[INPUT DATA start]

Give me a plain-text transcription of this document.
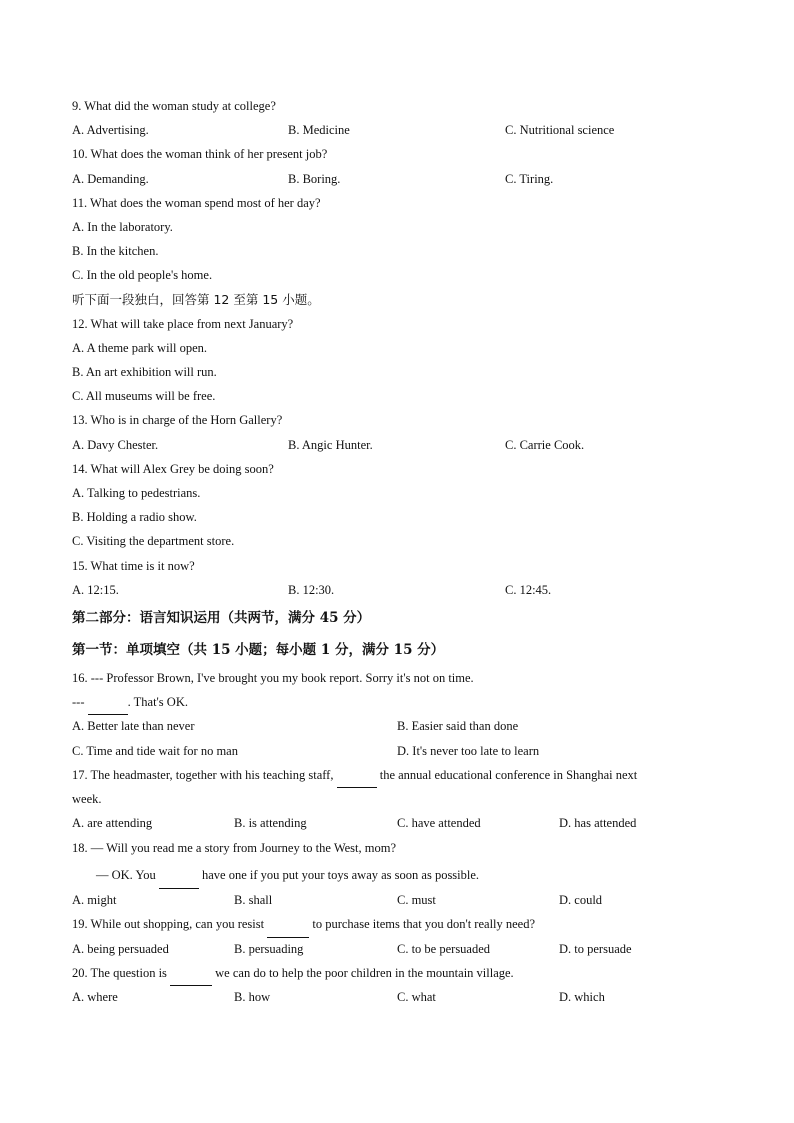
9. What did the woman study at college?
A. Advertising.	B. Medicine	C. Nutritional science
10. What does the woman think of her present job?
A. Demanding.	B. Boring.	C. Tiring.
11. What does the woman spend most of her day?
A. In the laboratory.
B. In the kitchen.
C. In the old people's home.
听下面一段独白，回答第 12 至第 15 小题。
12. What will take place from next January?
A. A theme park will open.
B. An art exhibition will run.
C. All museums will be free.
13. Who is in charge of the Horn Gallery?
A. Davy Chester.	B. Angic Hunter.	C. Carrie Cook.
14. What will Alex Grey be doing soon?
A. Talking to pedestrians.
B. Holding a radio show.
C. Visiting the department store.
15. What time is it now?
A. 12:15.	B. 12:30.	C. 12:45.
第二部分：语言知识运用（共两节，满分 45 分）
第一节：单项填空（共 15 小题；每小题 1 分，满分 15 分）
16. --- Professor Brown, I've brought you my book report. Sorry it's not on time.
---	. That's OK.
A. Better late than never	B. Easier said than done
C. Time and tide wait for no man	D. It's never too late to learn
17. The headmaster, together with his teaching staff,	the annual educational conference in Shanghai next
week.
A. are attending	B. is attending	C. have attended	D. has attended
18. — Will you read me a story from Journey to the West, mom?
— OK. You	have one if you put your toys away as soon as possible.
A. might	B. shall	C. must	D. could
19. While out shopping, can you resist	to purchase items that you don't really need?
A. being persuaded	B. persuading	C. to be persuaded	D. to persuade
20. The question is	we can do to help the poor children in the mountain village.
A. where	B. how	C. what	D. which
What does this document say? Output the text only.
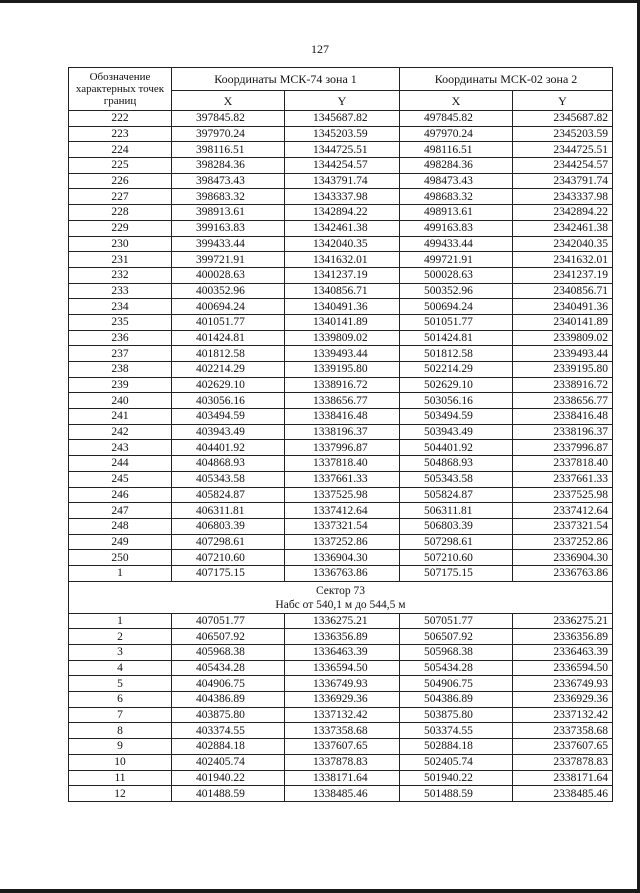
127
Обозначение характерных точек границ	Координаты МСК-74 зона 1		Координаты МСК-02 зона 2	
	X	Y	X	Y
222	397845.82	1345687.82	497845.82	2345687.82
223	397970.24	1345203.59	497970.24	2345203.59
224	398116.51	1344725.51	498116.51	2344725.51
225	398284.36	1344254.57	498284.36	2344254.57
226	398473.43	1343791.74	498473.43	2343791.74
227	398683.32	1343337.98	498683.32	2343337.98
228	398913.61	1342894.22	498913.61	2342894.22
229	399163.83	1342461.38	499163.83	2342461.38
230	399433.44	1342040.35	499433.44	2342040.35
231	399721.91	1341632.01	499721.91	2341632.01
232	400028.63	1341237.19	500028.63	2341237.19
233	400352.96	1340856.71	500352.96	2340856.71
234	400694.24	1340491.36	500694.24	2340491.36
235	401051.77	1340141.89	501051.77	2340141.89
236	401424.81	1339809.02	501424.81	2339809.02
237	401812.58	1339493.44	501812.58	2339493.44
238	402214.29	1339195.80	502214.29	2339195.80
239	402629.10	1338916.72	502629.10	2338916.72
240	403056.16	1338656.77	503056.16	2338656.77
241	403494.59	1338416.48	503494.59	2338416.48
242	403943.49	1338196.37	503943.49	2338196.37
243	404401.92	1337996.87	504401.92	2337996.87
244	404868.93	1337818.40	504868.93	2337818.40
245	405343.58	1337661.33	505343.58	2337661.33
246	405824.87	1337525.98	505824.87	2337525.98
247	406311.81	1337412.64	506311.81	2337412.64
248	406803.39	1337321.54	506803.39	2337321.54
249	407298.61	1337252.86	507298.61	2337252.86
250	407210.60	1336904.30	507210.60	2336904.30
1	407175.15	1336763.86	507175.15	2336763.86

Сектор 73
Набс от 540,1 м до 544,5 м				

1	407051.77	1336275.21	507051.77	2336275.21
2	406507.92	1336356.89	506507.92	2336356.89
3	405968.38	1336463.39	505968.38	2336463.39
4	405434.28	1336594.50	505434.28	2336594.50
5	404906.75	1336749.93	504906.75	2336749.93
6	404386.89	1336929.36	504386.89	2336929.36
7	403875.80	1337132.42	503875.80	2337132.42
8	403374.55	1337358.68	503374.55	2337358.68
9	402884.18	1337607.65	502884.18	2337607.65
10	402405.74	1337878.83	502405.74	2337878.83
11	401940.22	1338171.64	501940.22	2338171.64
12	401488.59	1338485.46	501488.59	2338485.46
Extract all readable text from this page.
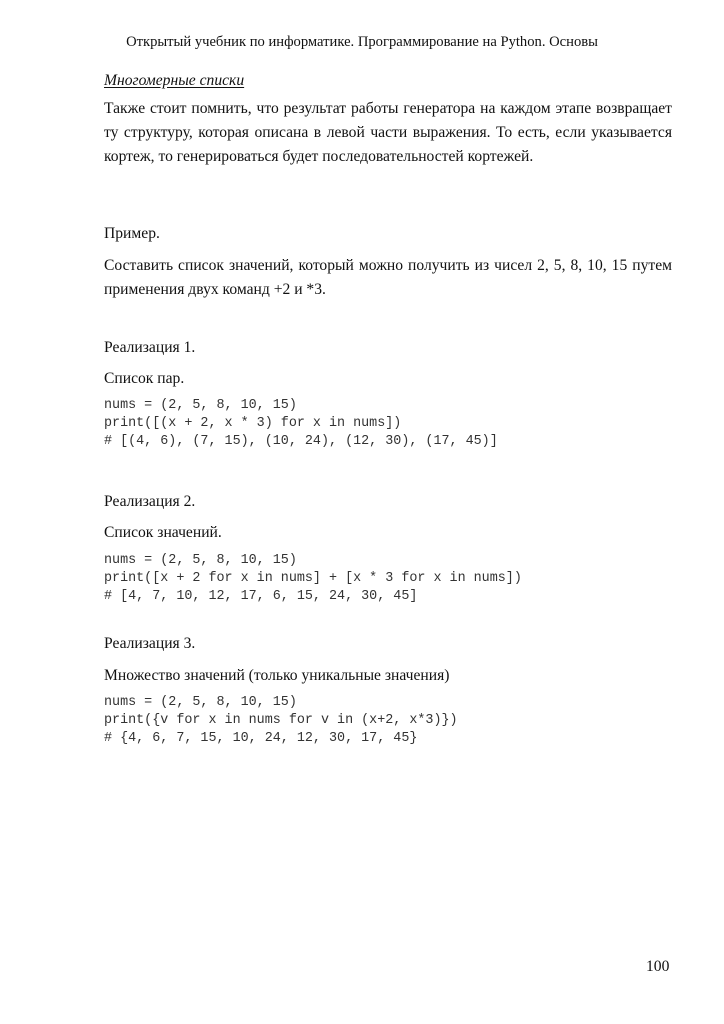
Открытый учебник по информатике. Программирование на Python. Основы
Многомерные списки
Также стоит помнить, что результат работы генератора на каждом этапе возвращает ту структуру, которая описана в левой части выражения. То есть, если указывается кортеж, то генерироваться будет последовательностей кортежей.
Пример.
Составить список значений, который можно получить из чисел 2, 5, 8, 10, 15 путем применения двух команд +2 и *3.
Реализация 1.
Список пар.
nums = (2, 5, 8, 10, 15)
print([(x + 2, x * 3) for x in nums])
# [(4, 6), (7, 15), (10, 24), (12, 30), (17, 45)]
Реализация 2.
Список значений.
nums = (2, 5, 8, 10, 15)
print([x + 2 for x in nums] + [x * 3 for x in nums])
# [4, 7, 10, 12, 17, 6, 15, 24, 30, 45]
Реализация 3.
Множество значений (только уникальные значения)
nums = (2, 5, 8, 10, 15)
print({v for x in nums for v in (x+2, x*3)})
# {4, 6, 7, 15, 10, 24, 12, 30, 17, 45}
100
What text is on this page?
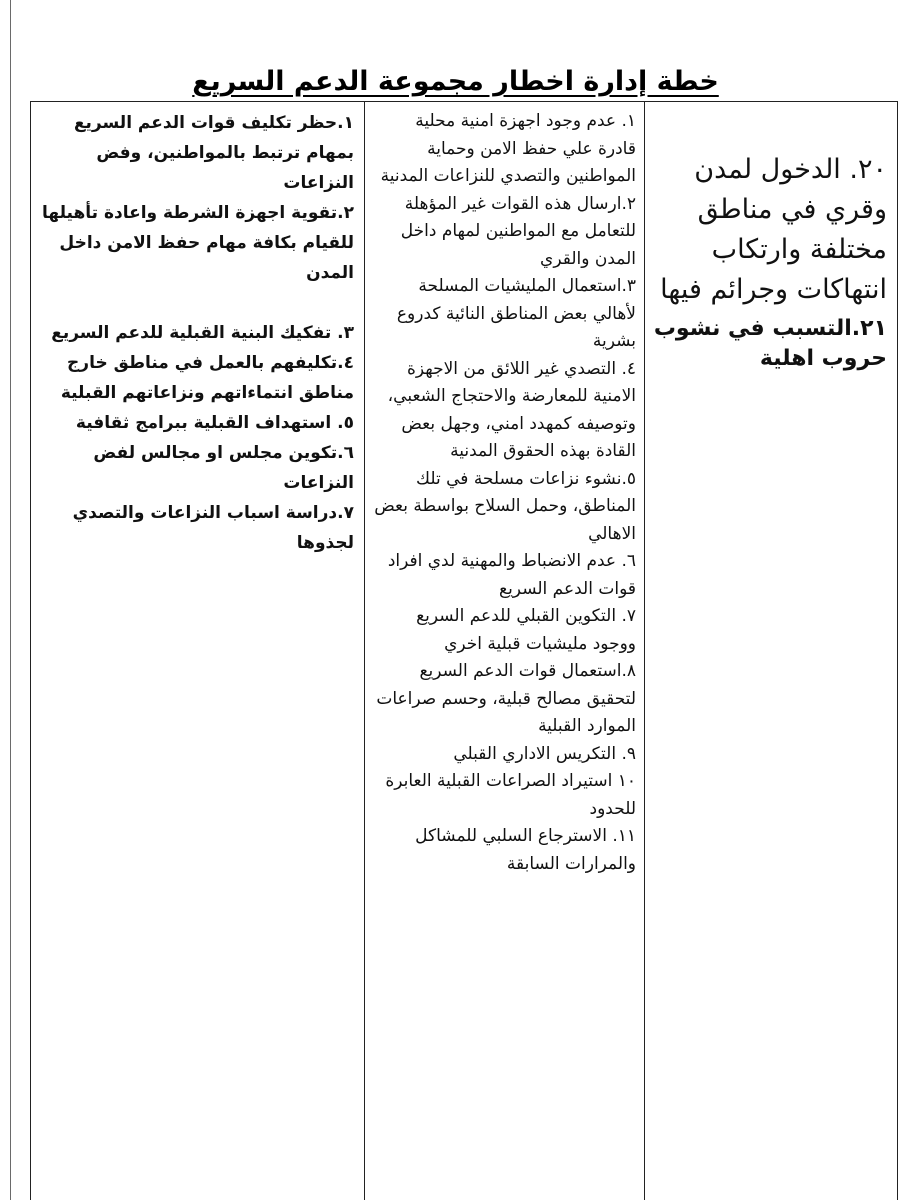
خطة إدارة اخطار مجموعة الدعم السريع

٢٠. الدخول لمدن وقري في مناطق مختلفة وارتكاب انتهاكات وجرائم فيها

٢١.التسبب في نشوب حروب اهلية

١. عدم وجود اجهزة امنية محلية قادرة علي حفظ الامن وحماية المواطنين والتصدي للنزاعات المدنية

٢.ارسال هذه القوات غير المؤهلة للتعامل مع المواطنين لمهام داخل المدن والقري

٣.استعمال المليشيات المسلحة لأهالي بعض المناطق النائية كدروع بشرية

٤. التصدي غير اللائق من الاجهزة الامنية للمعارضة والاحتجاج الشعبي، وتوصيفه كمهدد امني، وجهل بعض القادة بهذه الحقوق المدنية

٥.نشوء نزاعات مسلحة في تلك المناطق، وحمل السلاح بواسطة بعض الاهالي

٦. عدم الانضباط والمهنية لدي افراد قوات الدعم السريع

٧. التكوين القبلي للدعم السريع ووجود مليشيات قبلية اخري

٨.استعمال قوات الدعم السريع لتحقيق مصالح قبلية، وحسم صراعات الموارد القبلية

٩. التكريس الاداري القبلي

١٠ استيراد الصراعات القبلية العابرة للحدود

١١. الاسترجاع السلبي للمشاكل والمرارات السابقة

١.حظر تكليف قوات الدعم السريع بمهام ترتبط بالمواطنين، وفض النزاعات

٢.تقوية اجهزة الشرطة واعادة تأهيلها للقيام بكافة مهام حفظ الامن داخل المدن

٣. تفكيك البنية القبلية للدعم السريع

٤.تكليفهم بالعمل في مناطق خارج مناطق انتماءاتهم ونزاعاتهم القبلية

٥. استهداف القبلية ببرامج ثقافية

٦.تكوين مجلس او مجالس لفض النزاعات

٧.دراسة اسباب النزاعات والتصدي لجذوها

[INPUT DATA end]

- TASK DETAILS: Pictures are to be left out; all else in the entries above is to be quoted exactly.

- RESULT:
Give me a plain-text transcription of this document.
9. What did the woman study at college?
A. Advertising.	B. Medicine	C. Nutritional science
10. What does the woman think of her present job?
A. Demanding.	B. Boring.	C. Tiring.
11. What does the woman spend most of her day?
A. In the laboratory.
B. In the kitchen.
C. In the old people's home.
听下面一段独白，回答第 12 至第 15 小题。
12. What will take place from next January?
A. A theme park will open.
B. An art exhibition will run.
C. All museums will be free.
13. Who is in charge of the Horn Gallery?
A. Davy Chester.	B. Angic Hunter.	C. Carrie Cook.
14. What will Alex Grey be doing soon?
A. Talking to pedestrians.
B. Holding a radio show.
C. Visiting the department store.
15. What time is it now?
A. 12:15.	B. 12:30.	C. 12:45.
第二部分：语言知识运用（共两节，满分 45 分）
第一节：单项填空（共 15 小题；每小题 1 分，满分 15 分）
16. --- Professor Brown, I've brought you my book report. Sorry it's not on time.
---	. That's OK.
A. Better late than never	B. Easier said than done
C. Time and tide wait for no man	D. It's never too late to learn
17. The headmaster, together with his teaching staff,	the annual educational conference in Shanghai next
week.
A. are attending	B. is attending	C. have attended	D. has attended
18. — Will you read me a story from Journey to the West, mom?
— OK. You	have one if you put your toys away as soon as possible.
A. might	B. shall	C. must	D. could
19. While out shopping, can you resist	to purchase items that you don't really need?
A. being persuaded	B. persuading	C. to be persuaded	D. to persuade
20. The question is	we can do to help the poor children in the mountain village.
A. where	B. how	C. what	D. which
What does this document say? Output the text only.
127
Обозначение характерных точек границ	Координаты МСК-74 зона 1		Координаты МСК-02 зона 2	
	X	Y	X	Y
222	397845.82	1345687.82	497845.82	2345687.82
223	397970.24	1345203.59	497970.24	2345203.59
224	398116.51	1344725.51	498116.51	2344725.51
225	398284.36	1344254.57	498284.36	2344254.57
226	398473.43	1343791.74	498473.43	2343791.74
227	398683.32	1343337.98	498683.32	2343337.98
228	398913.61	1342894.22	498913.61	2342894.22
229	399163.83	1342461.38	499163.83	2342461.38
230	399433.44	1342040.35	499433.44	2342040.35
231	399721.91	1341632.01	499721.91	2341632.01
232	400028.63	1341237.19	500028.63	2341237.19
233	400352.96	1340856.71	500352.96	2340856.71
234	400694.24	1340491.36	500694.24	2340491.36
235	401051.77	1340141.89	501051.77	2340141.89
236	401424.81	1339809.02	501424.81	2339809.02
237	401812.58	1339493.44	501812.58	2339493.44
238	402214.29	1339195.80	502214.29	2339195.80
239	402629.10	1338916.72	502629.10	2338916.72
240	403056.16	1338656.77	503056.16	2338656.77
241	403494.59	1338416.48	503494.59	2338416.48
242	403943.49	1338196.37	503943.49	2338196.37
243	404401.92	1337996.87	504401.92	2337996.87
244	404868.93	1337818.40	504868.93	2337818.40
245	405343.58	1337661.33	505343.58	2337661.33
246	405824.87	1337525.98	505824.87	2337525.98
247	406311.81	1337412.64	506311.81	2337412.64
248	406803.39	1337321.54	506803.39	2337321.54
249	407298.61	1337252.86	507298.61	2337252.86
250	407210.60	1336904.30	507210.60	2336904.30
1	407175.15	1336763.86	507175.15	2336763.86

Сектор 73
Набс от 540,1 м до 544,5 м				

1	407051.77	1336275.21	507051.77	2336275.21
2	406507.92	1336356.89	506507.92	2336356.89
3	405968.38	1336463.39	505968.38	2336463.39
4	405434.28	1336594.50	505434.28	2336594.50
5	404906.75	1336749.93	504906.75	2336749.93
6	404386.89	1336929.36	504386.89	2336929.36
7	403875.80	1337132.42	503875.80	2337132.42
8	403374.55	1337358.68	503374.55	2337358.68
9	402884.18	1337607.65	502884.18	2337607.65
10	402405.74	1337878.83	502405.74	2337878.83
11	401940.22	1338171.64	501940.22	2338171.64
12	401488.59	1338485.46	501488.59	2338485.46
Extract all readable text from this page.
Открытый учебник по информатике. Программирование на Python. Основы
Многомерные списки
Также стоит помнить, что результат работы генератора на каждом этапе возвращает ту структуру, которая описана в левой части выражения. То есть, если указывается кортеж, то генерироваться будет последовательностей кортежей.
Пример.
Составить список значений, который можно получить из чисел 2, 5, 8, 10, 15 путем применения двух команд +2 и *3.
Реализация 1.
Список пар.
nums = (2, 5, 8, 10, 15)
print([(x + 2, x * 3) for x in nums])
# [(4, 6), (7, 15), (10, 24), (12, 30), (17, 45)]
Реализация 2.
Список значений.
nums = (2, 5, 8, 10, 15)
print([x + 2 for x in nums] + [x * 3 for x in nums])
# [4, 7, 10, 12, 17, 6, 15, 24, 30, 45]
Реализация 3.
Множество значений (только уникальные значения)
nums = (2, 5, 8, 10, 15)
print({v for x in nums for v in (x+2, x*3)})
# {4, 6, 7, 15, 10, 24, 12, 30, 17, 45}
100
What text is on this page?
خطة إدارة اخطار مجموعة الدعم السريع

٢٠. الدخول لمدن وقري في مناطق مختلفة وارتكاب انتهاكات وجرائم فيها

٢١.التسبب في نشوب حروب اهلية

١. عدم وجود اجهزة امنية محلية قادرة علي حفظ الامن وحماية المواطنين والتصدي للنزاعات المدنية

٢.ارسال هذه القوات غير المؤهلة للتعامل مع المواطنين لمهام داخل المدن والقري

٣.استعمال المليشيات المسلحة لأهالي بعض المناطق النائية كدروع بشرية

٤. التصدي غير اللائق من الاجهزة الامنية للمعارضة والاحتجاج الشعبي، وتوصيفه كمهدد امني، وجهل بعض القادة بهذه الحقوق المدنية

٥.نشوء نزاعات مسلحة في تلك المناطق، وحمل السلاح بواسطة بعض الاهالي

٦. عدم الانضباط والمهنية لدي افراد قوات الدعم السريع

٧. التكوين القبلي للدعم السريع ووجود مليشيات قبلية اخري

٨.استعمال قوات الدعم السريع لتحقيق مصالح قبلية، وحسم صراعات الموارد القبلية

٩. التكريس الاداري القبلي

١٠ استيراد الصراعات القبلية العابرة للحدود

١١. الاسترجاع السلبي للمشاكل والمرارات السابقة

١.حظر تكليف قوات الدعم السريع بمهام ترتبط بالمواطنين، وفض النزاعات

٢.تقوية اجهزة الشرطة واعادة تأهيلها للقيام بكافة مهام حفظ الامن داخل المدن

٣. تفكيك البنية القبلية للدعم السريع

٤.تكليفهم بالعمل في مناطق خارج مناطق انتماءاتهم ونزاعاتهم القبلية

٥. استهداف القبلية ببرامج ثقافية

٦.تكوين مجلس او مجالس لفض النزاعات

٧.دراسة اسباب النزاعات والتصدي لجذوها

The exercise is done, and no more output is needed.